Start

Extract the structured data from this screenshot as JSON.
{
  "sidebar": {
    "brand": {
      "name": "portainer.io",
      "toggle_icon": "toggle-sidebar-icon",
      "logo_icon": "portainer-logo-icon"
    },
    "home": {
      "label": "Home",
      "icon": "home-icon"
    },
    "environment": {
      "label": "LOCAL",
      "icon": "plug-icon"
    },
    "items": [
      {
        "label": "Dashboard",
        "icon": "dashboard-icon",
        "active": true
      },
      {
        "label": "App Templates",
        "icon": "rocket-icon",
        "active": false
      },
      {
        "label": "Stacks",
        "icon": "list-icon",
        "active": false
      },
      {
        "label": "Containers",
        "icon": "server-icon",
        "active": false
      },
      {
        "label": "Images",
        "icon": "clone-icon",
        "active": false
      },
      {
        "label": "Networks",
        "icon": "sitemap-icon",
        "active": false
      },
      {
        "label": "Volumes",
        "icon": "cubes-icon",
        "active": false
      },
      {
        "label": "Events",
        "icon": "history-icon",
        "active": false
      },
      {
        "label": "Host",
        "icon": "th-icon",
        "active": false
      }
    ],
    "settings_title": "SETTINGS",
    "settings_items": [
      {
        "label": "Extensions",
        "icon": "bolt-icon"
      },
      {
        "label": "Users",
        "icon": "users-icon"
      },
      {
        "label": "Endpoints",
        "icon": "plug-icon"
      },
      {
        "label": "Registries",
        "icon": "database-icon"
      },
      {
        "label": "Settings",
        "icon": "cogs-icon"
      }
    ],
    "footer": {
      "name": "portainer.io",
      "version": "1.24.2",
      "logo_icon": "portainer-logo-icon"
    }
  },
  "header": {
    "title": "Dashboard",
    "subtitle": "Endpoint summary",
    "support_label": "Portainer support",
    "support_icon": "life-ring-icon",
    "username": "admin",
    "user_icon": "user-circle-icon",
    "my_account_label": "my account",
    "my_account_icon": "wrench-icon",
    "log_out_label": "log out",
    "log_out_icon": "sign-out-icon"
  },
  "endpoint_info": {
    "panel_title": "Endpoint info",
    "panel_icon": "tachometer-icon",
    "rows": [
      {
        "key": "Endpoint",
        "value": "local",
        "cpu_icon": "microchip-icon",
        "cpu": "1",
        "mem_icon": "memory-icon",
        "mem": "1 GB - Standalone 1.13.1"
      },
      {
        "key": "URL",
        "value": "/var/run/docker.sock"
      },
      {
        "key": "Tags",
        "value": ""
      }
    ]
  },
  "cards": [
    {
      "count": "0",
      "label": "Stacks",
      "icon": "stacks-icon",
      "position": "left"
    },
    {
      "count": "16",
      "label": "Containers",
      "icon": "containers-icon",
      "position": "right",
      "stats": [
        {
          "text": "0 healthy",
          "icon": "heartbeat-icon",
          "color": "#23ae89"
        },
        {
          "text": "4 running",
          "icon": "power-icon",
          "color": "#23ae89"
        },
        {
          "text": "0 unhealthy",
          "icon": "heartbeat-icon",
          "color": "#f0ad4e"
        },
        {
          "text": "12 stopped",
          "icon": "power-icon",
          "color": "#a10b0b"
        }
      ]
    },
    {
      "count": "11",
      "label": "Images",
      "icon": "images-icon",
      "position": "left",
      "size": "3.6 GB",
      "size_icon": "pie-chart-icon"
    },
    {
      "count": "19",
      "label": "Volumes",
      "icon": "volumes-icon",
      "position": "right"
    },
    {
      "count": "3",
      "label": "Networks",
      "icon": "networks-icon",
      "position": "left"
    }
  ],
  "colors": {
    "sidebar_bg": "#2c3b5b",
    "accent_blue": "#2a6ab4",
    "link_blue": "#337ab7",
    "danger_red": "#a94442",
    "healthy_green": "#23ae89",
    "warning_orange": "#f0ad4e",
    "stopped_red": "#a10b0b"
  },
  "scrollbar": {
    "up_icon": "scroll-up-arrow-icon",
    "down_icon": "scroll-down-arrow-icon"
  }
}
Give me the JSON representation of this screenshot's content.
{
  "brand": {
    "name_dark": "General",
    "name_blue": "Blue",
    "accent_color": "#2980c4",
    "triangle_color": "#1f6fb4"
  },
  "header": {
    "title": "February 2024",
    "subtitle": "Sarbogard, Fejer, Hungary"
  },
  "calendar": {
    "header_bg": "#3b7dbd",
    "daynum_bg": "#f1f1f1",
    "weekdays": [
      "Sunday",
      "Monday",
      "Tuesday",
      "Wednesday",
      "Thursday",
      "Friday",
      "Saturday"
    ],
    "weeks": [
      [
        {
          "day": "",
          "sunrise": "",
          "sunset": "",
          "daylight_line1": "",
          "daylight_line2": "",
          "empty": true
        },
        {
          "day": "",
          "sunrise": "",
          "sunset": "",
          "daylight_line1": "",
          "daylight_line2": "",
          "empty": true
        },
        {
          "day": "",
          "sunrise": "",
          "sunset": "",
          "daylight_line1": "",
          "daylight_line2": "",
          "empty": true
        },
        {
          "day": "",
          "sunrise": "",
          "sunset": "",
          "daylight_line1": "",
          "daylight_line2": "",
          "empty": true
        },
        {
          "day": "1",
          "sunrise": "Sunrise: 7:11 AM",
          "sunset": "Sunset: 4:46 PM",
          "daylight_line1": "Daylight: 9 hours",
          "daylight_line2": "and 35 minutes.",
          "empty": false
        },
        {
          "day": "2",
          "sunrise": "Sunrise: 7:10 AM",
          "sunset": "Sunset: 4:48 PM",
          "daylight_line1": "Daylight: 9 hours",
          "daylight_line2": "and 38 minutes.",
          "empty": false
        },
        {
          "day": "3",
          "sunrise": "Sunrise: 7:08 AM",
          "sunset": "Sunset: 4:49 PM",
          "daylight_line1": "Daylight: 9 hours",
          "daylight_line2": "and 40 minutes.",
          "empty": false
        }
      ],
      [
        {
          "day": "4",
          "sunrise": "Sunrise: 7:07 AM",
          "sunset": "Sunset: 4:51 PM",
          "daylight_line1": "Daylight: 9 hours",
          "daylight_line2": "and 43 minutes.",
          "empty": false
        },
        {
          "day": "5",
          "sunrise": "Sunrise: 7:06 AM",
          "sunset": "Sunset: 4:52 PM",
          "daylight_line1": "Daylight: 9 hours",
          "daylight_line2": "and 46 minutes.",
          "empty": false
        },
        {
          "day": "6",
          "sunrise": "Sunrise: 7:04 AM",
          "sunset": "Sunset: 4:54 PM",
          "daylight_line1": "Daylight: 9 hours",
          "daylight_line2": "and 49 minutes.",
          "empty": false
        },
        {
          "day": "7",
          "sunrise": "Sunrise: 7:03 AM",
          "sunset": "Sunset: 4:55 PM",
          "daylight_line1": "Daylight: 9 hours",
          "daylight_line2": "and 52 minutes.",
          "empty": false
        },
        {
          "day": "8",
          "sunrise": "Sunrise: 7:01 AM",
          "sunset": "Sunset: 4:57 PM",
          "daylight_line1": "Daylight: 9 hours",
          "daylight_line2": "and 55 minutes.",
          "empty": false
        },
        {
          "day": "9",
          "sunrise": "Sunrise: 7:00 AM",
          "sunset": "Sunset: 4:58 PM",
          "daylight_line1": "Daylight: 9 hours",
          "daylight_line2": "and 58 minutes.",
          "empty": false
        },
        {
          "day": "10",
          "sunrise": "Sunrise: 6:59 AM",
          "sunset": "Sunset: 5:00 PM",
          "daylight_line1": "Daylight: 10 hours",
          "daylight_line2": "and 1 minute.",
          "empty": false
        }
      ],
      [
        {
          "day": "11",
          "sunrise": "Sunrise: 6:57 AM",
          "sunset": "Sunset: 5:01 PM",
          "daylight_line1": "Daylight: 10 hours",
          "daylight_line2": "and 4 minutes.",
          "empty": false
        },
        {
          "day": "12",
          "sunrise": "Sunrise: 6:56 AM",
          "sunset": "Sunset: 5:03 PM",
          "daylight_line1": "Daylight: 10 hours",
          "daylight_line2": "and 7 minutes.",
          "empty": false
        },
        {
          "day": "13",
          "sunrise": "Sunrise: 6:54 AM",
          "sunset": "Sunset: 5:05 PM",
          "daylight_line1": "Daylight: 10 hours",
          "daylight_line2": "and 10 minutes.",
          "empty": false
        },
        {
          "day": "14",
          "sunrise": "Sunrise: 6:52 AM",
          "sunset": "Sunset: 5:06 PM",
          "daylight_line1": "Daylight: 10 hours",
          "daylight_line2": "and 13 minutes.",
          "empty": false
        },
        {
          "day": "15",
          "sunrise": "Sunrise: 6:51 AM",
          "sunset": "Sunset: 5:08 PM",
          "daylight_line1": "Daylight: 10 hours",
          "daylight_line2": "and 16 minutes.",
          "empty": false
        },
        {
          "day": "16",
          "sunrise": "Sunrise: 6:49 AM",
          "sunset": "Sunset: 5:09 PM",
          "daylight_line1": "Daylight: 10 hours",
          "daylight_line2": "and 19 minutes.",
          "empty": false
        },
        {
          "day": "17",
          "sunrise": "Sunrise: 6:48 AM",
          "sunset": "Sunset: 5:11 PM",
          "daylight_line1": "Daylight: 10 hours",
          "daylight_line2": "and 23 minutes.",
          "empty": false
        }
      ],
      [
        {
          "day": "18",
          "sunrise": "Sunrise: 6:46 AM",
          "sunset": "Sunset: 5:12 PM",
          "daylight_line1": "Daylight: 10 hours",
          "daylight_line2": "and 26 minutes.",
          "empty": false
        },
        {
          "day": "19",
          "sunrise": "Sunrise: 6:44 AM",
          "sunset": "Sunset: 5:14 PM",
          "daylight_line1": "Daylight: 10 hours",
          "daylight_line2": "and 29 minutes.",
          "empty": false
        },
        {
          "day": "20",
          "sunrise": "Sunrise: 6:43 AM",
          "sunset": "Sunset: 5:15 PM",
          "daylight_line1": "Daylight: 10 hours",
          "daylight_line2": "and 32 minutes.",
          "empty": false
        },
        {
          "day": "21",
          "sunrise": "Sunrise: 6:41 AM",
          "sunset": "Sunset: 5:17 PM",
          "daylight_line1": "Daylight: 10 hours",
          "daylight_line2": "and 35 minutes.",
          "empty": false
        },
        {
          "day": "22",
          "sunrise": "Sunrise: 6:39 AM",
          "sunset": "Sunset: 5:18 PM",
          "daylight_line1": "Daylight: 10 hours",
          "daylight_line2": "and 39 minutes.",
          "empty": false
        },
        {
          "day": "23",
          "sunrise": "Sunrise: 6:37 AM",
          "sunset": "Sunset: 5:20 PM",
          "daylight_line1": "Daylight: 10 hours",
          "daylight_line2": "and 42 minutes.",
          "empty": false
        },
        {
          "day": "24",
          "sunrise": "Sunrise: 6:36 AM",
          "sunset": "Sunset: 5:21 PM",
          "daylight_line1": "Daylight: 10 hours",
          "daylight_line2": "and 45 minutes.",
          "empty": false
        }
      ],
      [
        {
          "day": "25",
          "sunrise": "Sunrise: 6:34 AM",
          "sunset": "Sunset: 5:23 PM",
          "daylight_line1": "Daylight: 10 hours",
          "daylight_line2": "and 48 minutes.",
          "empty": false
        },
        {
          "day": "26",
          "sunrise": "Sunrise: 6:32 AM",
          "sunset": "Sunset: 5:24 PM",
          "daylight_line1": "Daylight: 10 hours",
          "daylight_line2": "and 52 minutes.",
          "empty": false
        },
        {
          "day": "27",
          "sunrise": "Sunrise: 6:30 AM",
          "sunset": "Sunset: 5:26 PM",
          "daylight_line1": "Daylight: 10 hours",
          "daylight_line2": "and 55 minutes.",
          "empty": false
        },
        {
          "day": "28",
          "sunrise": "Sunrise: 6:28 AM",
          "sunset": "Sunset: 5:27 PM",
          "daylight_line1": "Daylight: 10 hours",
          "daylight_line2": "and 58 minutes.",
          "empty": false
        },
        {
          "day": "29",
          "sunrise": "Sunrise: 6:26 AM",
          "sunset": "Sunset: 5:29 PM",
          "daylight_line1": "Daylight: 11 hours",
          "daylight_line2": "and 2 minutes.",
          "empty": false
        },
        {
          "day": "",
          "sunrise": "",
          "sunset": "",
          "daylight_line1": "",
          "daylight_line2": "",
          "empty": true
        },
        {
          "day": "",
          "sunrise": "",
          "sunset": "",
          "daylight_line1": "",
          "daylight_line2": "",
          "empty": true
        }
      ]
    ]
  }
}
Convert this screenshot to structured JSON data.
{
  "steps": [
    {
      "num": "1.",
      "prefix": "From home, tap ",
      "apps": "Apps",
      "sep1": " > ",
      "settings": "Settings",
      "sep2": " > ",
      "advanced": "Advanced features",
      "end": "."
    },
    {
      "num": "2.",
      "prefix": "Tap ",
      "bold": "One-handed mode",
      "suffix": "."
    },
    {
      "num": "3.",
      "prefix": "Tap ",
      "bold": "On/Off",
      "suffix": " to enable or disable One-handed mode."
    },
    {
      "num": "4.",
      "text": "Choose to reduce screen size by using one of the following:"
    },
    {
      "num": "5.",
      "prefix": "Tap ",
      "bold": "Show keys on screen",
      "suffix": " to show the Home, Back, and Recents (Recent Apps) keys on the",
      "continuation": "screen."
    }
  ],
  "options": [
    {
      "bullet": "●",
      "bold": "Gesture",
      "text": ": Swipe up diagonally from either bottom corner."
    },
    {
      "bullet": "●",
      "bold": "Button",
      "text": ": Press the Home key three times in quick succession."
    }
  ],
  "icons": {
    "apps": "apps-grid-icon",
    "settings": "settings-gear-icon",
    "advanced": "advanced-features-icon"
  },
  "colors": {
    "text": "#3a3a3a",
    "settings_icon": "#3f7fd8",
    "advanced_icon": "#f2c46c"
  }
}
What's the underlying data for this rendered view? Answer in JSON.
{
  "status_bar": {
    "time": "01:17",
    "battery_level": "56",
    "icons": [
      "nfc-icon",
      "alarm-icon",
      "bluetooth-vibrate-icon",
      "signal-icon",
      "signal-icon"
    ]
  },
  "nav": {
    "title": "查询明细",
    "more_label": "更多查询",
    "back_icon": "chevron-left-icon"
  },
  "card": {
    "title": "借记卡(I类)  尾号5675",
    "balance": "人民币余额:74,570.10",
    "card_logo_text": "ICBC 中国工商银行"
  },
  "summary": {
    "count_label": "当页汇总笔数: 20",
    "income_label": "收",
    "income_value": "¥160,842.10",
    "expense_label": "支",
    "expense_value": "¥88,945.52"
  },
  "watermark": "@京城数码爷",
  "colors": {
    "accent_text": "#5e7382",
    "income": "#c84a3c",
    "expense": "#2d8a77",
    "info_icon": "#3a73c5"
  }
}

End

-- REQUIRED WORK --
Show every line in the records above that contains the word "JSON".

-- THE RESULT --
Extract the structured data from this screenshot as JSON.
Give me the JSON representation of this screenshot's content.
Convert this screenshot to structured JSON data.
What's the underlying data for this rendered view? Answer in JSON.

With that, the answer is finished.